(Spatial annotation entries)
....
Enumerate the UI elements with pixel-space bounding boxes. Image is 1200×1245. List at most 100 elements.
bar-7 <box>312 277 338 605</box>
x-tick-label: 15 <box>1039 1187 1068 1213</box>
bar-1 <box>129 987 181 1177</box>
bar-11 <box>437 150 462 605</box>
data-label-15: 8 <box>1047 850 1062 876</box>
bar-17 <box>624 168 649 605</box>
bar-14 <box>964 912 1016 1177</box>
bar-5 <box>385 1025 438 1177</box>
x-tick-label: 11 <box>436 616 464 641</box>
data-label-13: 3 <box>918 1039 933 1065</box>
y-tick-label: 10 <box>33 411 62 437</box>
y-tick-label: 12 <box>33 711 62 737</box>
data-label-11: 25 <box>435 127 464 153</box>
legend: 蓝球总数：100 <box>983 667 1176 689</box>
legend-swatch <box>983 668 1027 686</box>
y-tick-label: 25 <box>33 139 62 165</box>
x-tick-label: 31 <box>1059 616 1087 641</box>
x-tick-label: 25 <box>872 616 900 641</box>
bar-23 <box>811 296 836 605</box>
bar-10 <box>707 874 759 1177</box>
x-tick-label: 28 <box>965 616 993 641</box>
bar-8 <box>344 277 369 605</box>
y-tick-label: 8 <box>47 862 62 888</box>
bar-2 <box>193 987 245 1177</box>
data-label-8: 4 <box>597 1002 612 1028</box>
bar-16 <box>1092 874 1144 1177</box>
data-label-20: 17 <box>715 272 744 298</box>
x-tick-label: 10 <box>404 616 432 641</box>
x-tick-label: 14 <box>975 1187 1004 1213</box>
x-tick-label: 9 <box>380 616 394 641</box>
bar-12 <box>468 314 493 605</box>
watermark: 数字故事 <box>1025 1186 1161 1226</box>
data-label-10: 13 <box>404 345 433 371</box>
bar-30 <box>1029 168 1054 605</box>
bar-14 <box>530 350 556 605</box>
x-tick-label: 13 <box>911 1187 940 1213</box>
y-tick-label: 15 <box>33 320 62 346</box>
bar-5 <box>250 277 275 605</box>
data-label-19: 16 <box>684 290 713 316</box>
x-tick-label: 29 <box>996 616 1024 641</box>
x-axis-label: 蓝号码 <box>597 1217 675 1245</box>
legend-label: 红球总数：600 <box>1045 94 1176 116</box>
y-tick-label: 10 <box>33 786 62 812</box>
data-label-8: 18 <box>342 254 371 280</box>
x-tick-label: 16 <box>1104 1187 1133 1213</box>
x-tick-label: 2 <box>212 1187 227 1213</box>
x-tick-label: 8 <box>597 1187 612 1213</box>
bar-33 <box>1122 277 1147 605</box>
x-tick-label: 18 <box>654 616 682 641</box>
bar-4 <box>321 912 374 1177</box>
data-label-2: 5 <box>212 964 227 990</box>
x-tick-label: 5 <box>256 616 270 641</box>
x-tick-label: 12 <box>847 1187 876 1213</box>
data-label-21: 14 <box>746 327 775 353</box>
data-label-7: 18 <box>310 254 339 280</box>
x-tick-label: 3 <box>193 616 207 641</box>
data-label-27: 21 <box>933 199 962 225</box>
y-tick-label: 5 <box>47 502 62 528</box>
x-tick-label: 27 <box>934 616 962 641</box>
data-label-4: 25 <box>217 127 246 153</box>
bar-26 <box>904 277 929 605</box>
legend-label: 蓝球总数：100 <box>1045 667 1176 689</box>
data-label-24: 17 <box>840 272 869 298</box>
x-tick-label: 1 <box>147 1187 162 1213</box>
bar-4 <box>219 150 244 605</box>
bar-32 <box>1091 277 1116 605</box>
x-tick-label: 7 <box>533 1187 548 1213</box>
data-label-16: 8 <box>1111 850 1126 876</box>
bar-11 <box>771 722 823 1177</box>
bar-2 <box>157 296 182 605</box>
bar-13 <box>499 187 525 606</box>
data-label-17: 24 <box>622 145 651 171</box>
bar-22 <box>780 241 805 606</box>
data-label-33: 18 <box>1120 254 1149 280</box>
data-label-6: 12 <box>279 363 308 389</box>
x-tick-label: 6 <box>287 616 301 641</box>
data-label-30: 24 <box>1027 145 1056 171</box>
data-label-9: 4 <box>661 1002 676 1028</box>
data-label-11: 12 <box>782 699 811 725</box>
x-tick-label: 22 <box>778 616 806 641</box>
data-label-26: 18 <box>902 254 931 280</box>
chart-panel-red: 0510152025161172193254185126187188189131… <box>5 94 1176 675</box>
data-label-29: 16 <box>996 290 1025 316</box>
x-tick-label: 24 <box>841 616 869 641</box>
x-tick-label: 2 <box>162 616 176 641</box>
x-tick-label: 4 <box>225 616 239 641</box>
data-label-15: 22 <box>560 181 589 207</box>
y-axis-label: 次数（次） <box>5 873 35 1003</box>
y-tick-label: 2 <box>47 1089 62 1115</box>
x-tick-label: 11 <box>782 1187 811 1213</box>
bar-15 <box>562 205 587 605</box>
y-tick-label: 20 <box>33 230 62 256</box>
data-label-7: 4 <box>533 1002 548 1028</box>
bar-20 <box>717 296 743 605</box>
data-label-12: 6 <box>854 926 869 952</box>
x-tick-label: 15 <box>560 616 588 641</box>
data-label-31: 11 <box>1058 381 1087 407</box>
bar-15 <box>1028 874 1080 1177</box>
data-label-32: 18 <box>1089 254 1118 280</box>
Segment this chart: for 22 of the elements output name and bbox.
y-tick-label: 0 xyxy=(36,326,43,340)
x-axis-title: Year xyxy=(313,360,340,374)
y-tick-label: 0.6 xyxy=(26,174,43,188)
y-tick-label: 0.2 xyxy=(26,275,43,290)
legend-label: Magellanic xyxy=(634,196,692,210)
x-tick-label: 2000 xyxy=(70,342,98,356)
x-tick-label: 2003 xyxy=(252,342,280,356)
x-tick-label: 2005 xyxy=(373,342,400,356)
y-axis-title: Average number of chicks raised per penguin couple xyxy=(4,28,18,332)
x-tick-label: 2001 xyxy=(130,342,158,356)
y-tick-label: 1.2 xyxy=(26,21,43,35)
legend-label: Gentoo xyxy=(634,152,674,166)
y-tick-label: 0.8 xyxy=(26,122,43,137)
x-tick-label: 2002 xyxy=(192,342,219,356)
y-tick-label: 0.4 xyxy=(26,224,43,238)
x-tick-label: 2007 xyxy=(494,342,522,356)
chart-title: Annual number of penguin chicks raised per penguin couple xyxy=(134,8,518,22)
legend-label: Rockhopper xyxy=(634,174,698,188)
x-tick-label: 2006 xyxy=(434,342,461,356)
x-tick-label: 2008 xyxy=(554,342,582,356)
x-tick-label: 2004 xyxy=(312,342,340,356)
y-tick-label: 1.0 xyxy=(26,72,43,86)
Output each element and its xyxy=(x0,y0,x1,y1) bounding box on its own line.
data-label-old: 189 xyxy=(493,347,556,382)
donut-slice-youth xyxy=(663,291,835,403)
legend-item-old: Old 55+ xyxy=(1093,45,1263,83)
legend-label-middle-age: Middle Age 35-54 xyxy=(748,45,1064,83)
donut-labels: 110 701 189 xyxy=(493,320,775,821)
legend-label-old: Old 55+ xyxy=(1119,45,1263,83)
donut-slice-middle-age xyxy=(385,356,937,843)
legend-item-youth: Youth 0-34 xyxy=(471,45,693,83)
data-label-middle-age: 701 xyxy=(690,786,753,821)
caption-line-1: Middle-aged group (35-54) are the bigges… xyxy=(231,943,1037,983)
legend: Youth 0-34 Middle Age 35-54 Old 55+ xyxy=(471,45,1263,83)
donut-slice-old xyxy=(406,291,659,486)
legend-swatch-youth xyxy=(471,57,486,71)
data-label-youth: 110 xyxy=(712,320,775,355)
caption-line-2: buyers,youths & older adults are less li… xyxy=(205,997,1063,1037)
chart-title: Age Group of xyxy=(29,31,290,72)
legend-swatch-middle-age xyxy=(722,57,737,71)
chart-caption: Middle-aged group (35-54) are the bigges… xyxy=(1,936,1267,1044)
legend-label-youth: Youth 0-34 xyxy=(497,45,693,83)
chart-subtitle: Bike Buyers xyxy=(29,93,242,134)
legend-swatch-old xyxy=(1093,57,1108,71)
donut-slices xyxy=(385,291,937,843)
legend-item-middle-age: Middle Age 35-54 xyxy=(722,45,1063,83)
....
## Goal of the exercise
Write out the entries word for word, from the first line through the line containing "bar-16 <box>1092 874 1144 1177</box>", with both ends included.

## Reply
Enumerate the UI elements with pixel-space bounding boxes. Image is 1200×1245. List at most 100 elements.
bar-7 <box>312 277 338 605</box>
x-tick-label: 15 <box>1039 1187 1068 1213</box>
bar-1 <box>129 987 181 1177</box>
bar-11 <box>437 150 462 605</box>
data-label-15: 8 <box>1047 850 1062 876</box>
bar-17 <box>624 168 649 605</box>
bar-14 <box>964 912 1016 1177</box>
bar-5 <box>385 1025 438 1177</box>
x-tick-label: 11 <box>436 616 464 641</box>
data-label-13: 3 <box>918 1039 933 1065</box>
y-tick-label: 10 <box>33 411 62 437</box>
y-tick-label: 12 <box>33 711 62 737</box>
data-label-11: 25 <box>435 127 464 153</box>
legend: 蓝球总数：100 <box>983 667 1176 689</box>
legend-swatch <box>983 668 1027 686</box>
y-tick-label: 25 <box>33 139 62 165</box>
x-tick-label: 31 <box>1059 616 1087 641</box>
x-tick-label: 25 <box>872 616 900 641</box>
bar-23 <box>811 296 836 605</box>
bar-10 <box>707 874 759 1177</box>
x-tick-label: 28 <box>965 616 993 641</box>
bar-8 <box>344 277 369 605</box>
y-tick-label: 8 <box>47 862 62 888</box>
bar-2 <box>193 987 245 1177</box>
data-label-8: 4 <box>597 1002 612 1028</box>
bar-16 <box>1092 874 1144 1177</box>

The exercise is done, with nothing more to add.